Given request: Every entry needs to be reproduced exactly.

[Structured figure records]
◆ ◆ ◆ ◆ ◆ ◆ ◆
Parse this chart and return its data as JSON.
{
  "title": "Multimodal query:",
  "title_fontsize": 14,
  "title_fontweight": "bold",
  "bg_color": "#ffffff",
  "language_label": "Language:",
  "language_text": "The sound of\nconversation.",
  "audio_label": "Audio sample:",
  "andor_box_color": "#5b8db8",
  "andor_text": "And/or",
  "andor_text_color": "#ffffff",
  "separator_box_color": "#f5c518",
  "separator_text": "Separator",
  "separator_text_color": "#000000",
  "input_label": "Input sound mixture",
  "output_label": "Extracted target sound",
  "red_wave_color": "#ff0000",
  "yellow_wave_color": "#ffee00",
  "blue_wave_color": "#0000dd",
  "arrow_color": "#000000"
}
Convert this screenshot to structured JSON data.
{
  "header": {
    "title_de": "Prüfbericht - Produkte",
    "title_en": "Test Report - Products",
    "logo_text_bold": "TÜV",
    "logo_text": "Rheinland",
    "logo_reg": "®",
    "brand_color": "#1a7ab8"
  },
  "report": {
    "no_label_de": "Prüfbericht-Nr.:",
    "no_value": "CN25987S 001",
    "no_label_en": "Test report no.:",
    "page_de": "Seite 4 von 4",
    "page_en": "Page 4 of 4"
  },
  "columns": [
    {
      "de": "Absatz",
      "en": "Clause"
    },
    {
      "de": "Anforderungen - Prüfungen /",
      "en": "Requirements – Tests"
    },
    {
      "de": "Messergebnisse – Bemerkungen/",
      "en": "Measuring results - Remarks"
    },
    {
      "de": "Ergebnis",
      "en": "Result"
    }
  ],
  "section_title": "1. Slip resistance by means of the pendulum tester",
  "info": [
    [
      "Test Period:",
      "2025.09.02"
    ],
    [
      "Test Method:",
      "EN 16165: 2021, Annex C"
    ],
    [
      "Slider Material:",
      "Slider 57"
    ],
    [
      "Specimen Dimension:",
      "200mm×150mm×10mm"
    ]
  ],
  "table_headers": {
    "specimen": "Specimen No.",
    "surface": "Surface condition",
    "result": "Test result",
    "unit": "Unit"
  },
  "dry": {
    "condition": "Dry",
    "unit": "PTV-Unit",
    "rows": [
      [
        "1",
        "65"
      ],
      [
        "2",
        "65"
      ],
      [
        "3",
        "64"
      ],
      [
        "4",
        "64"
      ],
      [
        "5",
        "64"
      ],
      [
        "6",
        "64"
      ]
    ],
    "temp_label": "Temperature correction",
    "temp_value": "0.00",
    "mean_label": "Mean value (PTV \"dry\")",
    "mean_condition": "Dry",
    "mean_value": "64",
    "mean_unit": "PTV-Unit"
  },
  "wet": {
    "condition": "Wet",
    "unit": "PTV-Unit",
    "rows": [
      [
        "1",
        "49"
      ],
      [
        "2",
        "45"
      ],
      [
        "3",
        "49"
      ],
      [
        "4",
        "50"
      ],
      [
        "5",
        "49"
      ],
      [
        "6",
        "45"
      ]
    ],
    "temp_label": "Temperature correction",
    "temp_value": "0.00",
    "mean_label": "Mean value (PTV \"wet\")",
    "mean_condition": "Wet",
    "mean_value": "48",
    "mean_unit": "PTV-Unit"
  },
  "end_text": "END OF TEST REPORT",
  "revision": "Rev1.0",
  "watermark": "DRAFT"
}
◆ ◆ ◆ ◆ ◆ ◆ ◆
Written solution:
Parse this chart and return its data as JSON.
{
  "title": "Multimodal query:",
  "title_fontsize": 14,
  "title_fontweight": "bold",
  "bg_color": "#ffffff",
  "language_label": "Language:",
  "language_text": "The sound of\nconversation.",
  "audio_label": "Audio sample:",
  "andor_box_color": "#5b8db8",
  "andor_text": "And/or",
  "andor_text_color": "#ffffff",
  "separator_box_color": "#f5c518",
  "separator_text": "Separator",
  "separator_text_color": "#000000",
  "input_label": "Input sound mixture",
  "output_label": "Extracted target sound",
  "red_wave_color": "#ff0000",
  "yellow_wave_color": "#ffee00",
  "blue_wave_color": "#0000dd",
  "arrow_color": "#000000"
}
Convert this screenshot to structured JSON data.
{
  "header": {
    "title_de": "Prüfbericht - Produkte",
    "title_en": "Test Report - Products",
    "logo_text_bold": "TÜV",
    "logo_text": "Rheinland",
    "logo_reg": "®",
    "brand_color": "#1a7ab8"
  },
  "report": {
    "no_label_de": "Prüfbericht-Nr.:",
    "no_value": "CN25987S 001",
    "no_label_en": "Test report no.:",
    "page_de": "Seite 4 von 4",
    "page_en": "Page 4 of 4"
  },
  "columns": [
    {
      "de": "Absatz",
      "en": "Clause"
    },
    {
      "de": "Anforderungen - Prüfungen /",
      "en": "Requirements – Tests"
    },
    {
      "de": "Messergebnisse – Bemerkungen/",
      "en": "Measuring results - Remarks"
    },
    {
      "de": "Ergebnis",
      "en": "Result"
    }
  ],
  "section_title": "1. Slip resistance by means of the pendulum tester",
  "info": [
    [
      "Test Period:",
      "2025.09.02"
    ],
    [
      "Test Method:",
      "EN 16165: 2021, Annex C"
    ],
    [
      "Slider Material:",
      "Slider 57"
    ],
    [
      "Specimen Dimension:",
      "200mm×150mm×10mm"
    ]
  ],
  "table_headers": {
    "specimen": "Specimen No.",
    "surface": "Surface condition",
    "result": "Test result",
    "unit": "Unit"
  },
  "dry": {
    "condition": "Dry",
    "unit": "PTV-Unit",
    "rows": [
      [
        "1",
        "65"
      ],
      [
        "2",
        "65"
      ],
      [
        "3",
        "64"
      ],
      [
        "4",
        "64"
      ],
      [
        "5",
        "64"
      ],
      [
        "6",
        "64"
      ]
    ],
    "temp_label": "Temperature correction",
    "temp_value": "0.00",
    "mean_label": "Mean value (PTV \"dry\")",
    "mean_condition": "Dry",
    "mean_value": "64",
    "mean_unit": "PTV-Unit"
  },
  "wet": {
    "condition": "Wet",
    "unit": "PTV-Unit",
    "rows": [
      [
        "1",
        "49"
      ],
      [
        "2",
        "45"
      ],
      [
        "3",
        "49"
      ],
      [
        "4",
        "50"
      ],
      [
        "5",
        "49"
      ],
      [
        "6",
        "45"
      ]
    ],
    "temp_label": "Temperature correction",
    "temp_value": "0.00",
    "mean_label": "Mean value (PTV \"wet\")",
    "mean_condition": "Wet",
    "mean_value": "48",
    "mean_unit": "PTV-Unit"
  },
  "end_text": "END OF TEST REPORT",
  "revision": "Rev1.0",
  "watermark": "DRAFT"
}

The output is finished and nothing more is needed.